Materials provided ::
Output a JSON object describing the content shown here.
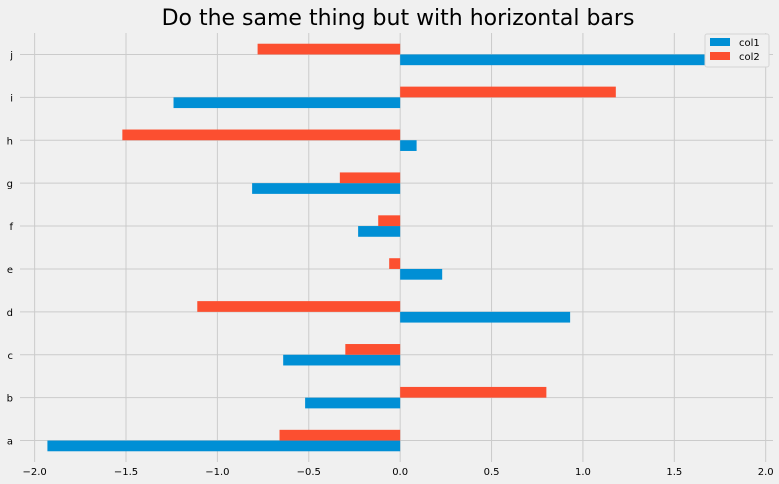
{
  "chart_data": {
    "type": "bar",
    "orientation": "horizontal",
    "title": "Do the same thing but with horizontal bars",
    "categories": [
      "a",
      "b",
      "c",
      "d",
      "e",
      "f",
      "g",
      "h",
      "i",
      "j"
    ],
    "series": [
      {
        "name": "col1",
        "color": "#008fd5",
        "values": [
          -1.93,
          -0.52,
          -0.64,
          0.93,
          0.23,
          -0.23,
          -0.81,
          0.09,
          -1.24,
          1.84
        ]
      },
      {
        "name": "col2",
        "color": "#fc4f30",
        "values": [
          -0.66,
          0.8,
          -0.3,
          -1.11,
          -0.06,
          -0.12,
          -0.33,
          -1.52,
          1.18,
          -0.78
        ]
      }
    ],
    "xlim": [
      -2.08,
      2.04
    ],
    "xticks": [
      -2.0,
      -1.5,
      -1.0,
      -0.5,
      0.0,
      0.5,
      1.0,
      1.5,
      2.0
    ],
    "xtick_labels": [
      "−2.0",
      "−1.5",
      "−1.0",
      "−0.5",
      "0.0",
      "0.5",
      "1.0",
      "1.5",
      "2.0"
    ],
    "xlabel": "",
    "ylabel": "",
    "grid": true,
    "legend_position": "top-right",
    "background": "#f0f0f0",
    "grid_color": "#cbcbcb"
  }
}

Stated exercise :: Strip the images and reproduce the remaining records precisely.

Exercise result ::
Output a JSON object describing the content shown here.
{
  "chart_data": {
    "type": "bar",
    "orientation": "horizontal",
    "title": "Do the same thing but with horizontal bars",
    "categories": [
      "a",
      "b",
      "c",
      "d",
      "e",
      "f",
      "g",
      "h",
      "i",
      "j"
    ],
    "series": [
      {
        "name": "col1",
        "color": "#008fd5",
        "values": [
          -1.93,
          -0.52,
          -0.64,
          0.93,
          0.23,
          -0.23,
          -0.81,
          0.09,
          -1.24,
          1.84
        ]
      },
      {
        "name": "col2",
        "color": "#fc4f30",
        "values": [
          -0.66,
          0.8,
          -0.3,
          -1.11,
          -0.06,
          -0.12,
          -0.33,
          -1.52,
          1.18,
          -0.78
        ]
      }
    ],
    "xlim": [
      -2.08,
      2.04
    ],
    "xticks": [
      -2.0,
      -1.5,
      -1.0,
      -0.5,
      0.0,
      0.5,
      1.0,
      1.5,
      2.0
    ],
    "xtick_labels": [
      "−2.0",
      "−1.5",
      "−1.0",
      "−0.5",
      "0.0",
      "0.5",
      "1.0",
      "1.5",
      "2.0"
    ],
    "xlabel": "",
    "ylabel": "",
    "grid": true,
    "legend_position": "top-right",
    "background": "#f0f0f0",
    "grid_color": "#cbcbcb"
  }
}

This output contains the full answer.